*REQUIRED WORK*.
Find each line containing the string "codes" and return it.

*ENTRIES SHOWN*.

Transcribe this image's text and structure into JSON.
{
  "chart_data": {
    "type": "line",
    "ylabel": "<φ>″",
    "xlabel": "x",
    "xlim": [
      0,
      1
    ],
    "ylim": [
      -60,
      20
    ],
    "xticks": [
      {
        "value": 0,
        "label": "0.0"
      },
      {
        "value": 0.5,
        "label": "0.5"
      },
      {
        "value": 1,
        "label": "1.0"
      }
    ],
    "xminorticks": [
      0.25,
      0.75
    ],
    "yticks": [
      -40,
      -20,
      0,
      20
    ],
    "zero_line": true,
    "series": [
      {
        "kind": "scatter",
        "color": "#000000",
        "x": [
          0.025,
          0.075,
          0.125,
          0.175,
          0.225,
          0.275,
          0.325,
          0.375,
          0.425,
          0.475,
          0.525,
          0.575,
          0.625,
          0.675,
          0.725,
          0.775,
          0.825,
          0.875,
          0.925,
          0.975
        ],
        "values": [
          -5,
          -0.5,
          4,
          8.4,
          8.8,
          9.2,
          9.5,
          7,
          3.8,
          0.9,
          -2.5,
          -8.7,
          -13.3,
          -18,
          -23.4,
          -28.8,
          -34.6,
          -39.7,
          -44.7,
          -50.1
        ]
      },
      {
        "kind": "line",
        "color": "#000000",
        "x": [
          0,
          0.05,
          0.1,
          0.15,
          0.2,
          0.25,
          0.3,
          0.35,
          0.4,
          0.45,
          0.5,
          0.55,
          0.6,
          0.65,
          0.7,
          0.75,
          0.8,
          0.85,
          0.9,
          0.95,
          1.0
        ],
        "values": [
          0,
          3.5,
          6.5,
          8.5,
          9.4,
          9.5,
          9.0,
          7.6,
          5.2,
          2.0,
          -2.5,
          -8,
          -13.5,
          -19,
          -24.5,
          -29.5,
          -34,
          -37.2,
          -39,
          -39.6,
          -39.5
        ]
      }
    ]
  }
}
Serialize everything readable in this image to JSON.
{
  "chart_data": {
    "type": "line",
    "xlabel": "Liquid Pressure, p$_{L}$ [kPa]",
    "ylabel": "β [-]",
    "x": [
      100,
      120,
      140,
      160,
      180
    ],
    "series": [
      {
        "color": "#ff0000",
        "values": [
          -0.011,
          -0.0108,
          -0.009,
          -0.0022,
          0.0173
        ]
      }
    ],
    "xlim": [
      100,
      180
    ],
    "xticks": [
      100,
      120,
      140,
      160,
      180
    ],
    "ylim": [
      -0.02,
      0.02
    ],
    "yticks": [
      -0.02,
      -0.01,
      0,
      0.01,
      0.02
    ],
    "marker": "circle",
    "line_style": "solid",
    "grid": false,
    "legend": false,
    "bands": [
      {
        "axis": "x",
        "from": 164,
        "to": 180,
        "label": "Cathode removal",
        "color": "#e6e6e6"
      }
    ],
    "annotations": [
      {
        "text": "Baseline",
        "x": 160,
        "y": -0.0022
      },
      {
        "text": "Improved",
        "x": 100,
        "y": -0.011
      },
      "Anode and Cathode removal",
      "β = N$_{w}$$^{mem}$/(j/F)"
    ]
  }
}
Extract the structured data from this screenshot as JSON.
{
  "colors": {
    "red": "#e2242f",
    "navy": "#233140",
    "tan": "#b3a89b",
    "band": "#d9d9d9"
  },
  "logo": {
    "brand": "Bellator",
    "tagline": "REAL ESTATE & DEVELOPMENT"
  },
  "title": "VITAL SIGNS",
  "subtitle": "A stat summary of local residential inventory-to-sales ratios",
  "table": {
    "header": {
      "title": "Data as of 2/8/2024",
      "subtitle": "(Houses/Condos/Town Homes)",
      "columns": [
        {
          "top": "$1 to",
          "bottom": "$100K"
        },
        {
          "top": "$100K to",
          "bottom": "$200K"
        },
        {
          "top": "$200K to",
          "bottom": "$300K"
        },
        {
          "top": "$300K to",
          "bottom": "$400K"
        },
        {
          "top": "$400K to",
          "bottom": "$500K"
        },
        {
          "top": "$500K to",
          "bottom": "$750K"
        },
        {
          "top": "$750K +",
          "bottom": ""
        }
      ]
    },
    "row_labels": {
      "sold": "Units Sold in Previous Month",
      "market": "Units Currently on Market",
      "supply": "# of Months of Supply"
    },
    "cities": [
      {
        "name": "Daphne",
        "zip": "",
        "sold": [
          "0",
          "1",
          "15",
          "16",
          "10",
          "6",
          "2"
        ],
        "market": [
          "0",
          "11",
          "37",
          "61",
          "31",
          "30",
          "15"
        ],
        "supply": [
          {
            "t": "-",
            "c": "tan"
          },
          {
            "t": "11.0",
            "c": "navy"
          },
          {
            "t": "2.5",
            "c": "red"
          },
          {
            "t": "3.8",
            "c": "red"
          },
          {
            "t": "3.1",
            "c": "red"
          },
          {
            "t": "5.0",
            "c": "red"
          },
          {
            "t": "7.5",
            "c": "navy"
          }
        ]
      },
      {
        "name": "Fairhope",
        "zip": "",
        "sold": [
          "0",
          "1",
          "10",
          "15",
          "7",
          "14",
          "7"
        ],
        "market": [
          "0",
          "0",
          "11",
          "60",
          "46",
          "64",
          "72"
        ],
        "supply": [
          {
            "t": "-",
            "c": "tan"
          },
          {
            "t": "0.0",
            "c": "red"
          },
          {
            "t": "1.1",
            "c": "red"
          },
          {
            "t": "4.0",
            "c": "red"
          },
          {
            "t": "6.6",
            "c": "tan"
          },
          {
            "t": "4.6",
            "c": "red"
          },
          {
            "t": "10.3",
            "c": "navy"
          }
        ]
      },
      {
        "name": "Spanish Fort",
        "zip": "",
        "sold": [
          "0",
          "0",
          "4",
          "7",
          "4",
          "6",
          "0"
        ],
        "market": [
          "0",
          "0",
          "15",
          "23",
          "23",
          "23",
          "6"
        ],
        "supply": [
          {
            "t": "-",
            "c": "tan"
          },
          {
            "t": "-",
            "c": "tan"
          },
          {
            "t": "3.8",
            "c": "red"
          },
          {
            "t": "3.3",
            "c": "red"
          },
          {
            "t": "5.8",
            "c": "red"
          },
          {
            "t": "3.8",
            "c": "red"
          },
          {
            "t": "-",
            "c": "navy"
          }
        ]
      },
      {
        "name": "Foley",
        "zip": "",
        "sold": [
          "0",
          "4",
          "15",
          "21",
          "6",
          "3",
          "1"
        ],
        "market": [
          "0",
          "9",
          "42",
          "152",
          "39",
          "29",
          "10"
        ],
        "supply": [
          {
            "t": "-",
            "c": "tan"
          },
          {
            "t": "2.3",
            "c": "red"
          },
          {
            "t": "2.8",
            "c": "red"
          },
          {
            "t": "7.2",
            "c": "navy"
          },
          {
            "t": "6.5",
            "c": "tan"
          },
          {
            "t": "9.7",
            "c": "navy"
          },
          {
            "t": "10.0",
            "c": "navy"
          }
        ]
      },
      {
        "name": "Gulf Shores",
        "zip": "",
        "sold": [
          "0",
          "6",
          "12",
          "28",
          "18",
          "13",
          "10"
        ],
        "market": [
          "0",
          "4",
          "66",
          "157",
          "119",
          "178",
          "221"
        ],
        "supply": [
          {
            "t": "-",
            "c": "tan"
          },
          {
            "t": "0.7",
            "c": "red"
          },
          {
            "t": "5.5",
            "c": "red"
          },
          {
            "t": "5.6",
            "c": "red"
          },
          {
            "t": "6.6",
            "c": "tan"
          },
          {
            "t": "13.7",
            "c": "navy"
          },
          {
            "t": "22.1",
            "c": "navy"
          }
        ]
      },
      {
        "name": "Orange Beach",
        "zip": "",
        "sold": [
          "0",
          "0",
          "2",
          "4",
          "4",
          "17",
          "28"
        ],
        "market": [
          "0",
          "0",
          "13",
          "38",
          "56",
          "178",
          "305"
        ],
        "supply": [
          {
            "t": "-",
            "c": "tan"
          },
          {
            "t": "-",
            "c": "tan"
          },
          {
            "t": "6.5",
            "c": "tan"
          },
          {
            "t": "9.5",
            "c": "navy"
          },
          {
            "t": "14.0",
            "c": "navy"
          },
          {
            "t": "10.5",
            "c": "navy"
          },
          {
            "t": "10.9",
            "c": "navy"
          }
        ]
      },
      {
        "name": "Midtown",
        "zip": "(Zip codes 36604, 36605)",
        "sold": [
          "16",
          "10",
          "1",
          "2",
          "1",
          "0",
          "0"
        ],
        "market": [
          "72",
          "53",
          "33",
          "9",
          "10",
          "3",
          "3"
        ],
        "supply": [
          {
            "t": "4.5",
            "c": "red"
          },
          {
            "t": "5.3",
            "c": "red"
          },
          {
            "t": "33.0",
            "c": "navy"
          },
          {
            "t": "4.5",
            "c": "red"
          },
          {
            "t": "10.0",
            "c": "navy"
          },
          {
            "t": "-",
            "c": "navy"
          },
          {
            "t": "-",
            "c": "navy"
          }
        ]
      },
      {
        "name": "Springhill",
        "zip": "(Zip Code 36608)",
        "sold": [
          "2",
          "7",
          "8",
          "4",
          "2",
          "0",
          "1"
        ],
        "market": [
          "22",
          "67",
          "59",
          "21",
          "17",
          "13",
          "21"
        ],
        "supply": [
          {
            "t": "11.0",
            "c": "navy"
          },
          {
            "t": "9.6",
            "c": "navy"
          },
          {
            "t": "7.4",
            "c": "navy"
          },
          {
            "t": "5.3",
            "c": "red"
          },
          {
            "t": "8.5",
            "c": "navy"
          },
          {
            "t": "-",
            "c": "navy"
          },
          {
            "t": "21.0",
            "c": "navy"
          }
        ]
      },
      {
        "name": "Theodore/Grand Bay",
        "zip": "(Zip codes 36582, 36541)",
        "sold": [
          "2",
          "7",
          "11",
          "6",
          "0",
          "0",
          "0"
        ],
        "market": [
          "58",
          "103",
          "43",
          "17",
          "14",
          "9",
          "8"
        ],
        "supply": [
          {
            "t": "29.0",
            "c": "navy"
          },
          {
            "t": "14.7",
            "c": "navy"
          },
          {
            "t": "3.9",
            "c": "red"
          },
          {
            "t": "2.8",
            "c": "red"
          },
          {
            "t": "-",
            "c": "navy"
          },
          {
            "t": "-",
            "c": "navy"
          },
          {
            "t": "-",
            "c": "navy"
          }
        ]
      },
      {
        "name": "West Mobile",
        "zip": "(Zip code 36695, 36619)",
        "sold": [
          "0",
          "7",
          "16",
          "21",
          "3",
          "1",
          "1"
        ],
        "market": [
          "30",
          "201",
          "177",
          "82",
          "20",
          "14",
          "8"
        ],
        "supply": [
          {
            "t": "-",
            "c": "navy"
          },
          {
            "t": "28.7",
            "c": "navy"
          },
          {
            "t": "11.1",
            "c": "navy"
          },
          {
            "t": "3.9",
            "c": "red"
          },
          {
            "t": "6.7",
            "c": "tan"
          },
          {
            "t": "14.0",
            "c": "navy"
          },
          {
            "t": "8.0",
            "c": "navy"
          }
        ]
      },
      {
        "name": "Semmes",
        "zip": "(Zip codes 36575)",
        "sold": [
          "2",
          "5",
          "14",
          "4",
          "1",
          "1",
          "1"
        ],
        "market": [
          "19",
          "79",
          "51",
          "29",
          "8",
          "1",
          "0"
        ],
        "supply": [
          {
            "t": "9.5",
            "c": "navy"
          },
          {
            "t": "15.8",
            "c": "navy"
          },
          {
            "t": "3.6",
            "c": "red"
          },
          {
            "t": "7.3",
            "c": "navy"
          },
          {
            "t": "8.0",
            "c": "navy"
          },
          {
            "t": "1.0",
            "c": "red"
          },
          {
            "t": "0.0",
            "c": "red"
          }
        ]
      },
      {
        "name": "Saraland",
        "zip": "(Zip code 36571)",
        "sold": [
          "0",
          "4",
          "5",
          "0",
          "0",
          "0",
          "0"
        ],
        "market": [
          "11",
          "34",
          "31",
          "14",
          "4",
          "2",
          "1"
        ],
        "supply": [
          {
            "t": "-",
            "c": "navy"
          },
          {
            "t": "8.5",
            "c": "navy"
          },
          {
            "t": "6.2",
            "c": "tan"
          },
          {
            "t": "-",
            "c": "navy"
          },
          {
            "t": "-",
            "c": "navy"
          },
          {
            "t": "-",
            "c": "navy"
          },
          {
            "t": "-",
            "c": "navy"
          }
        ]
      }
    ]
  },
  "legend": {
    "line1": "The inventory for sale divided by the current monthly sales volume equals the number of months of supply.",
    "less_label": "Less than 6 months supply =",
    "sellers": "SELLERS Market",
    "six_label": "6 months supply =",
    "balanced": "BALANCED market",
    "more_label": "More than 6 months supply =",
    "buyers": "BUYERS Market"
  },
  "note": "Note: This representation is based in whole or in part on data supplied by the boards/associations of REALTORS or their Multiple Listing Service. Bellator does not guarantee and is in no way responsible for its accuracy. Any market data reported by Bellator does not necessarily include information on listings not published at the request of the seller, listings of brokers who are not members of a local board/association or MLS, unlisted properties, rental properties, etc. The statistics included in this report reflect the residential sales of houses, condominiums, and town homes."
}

*EXPECTED ANSWER*.
        "zip": "(Zip codes 36604, 36605)",
        "zip": "(Zip codes 36582, 36541)",
        "zip": "(Zip codes 36575)",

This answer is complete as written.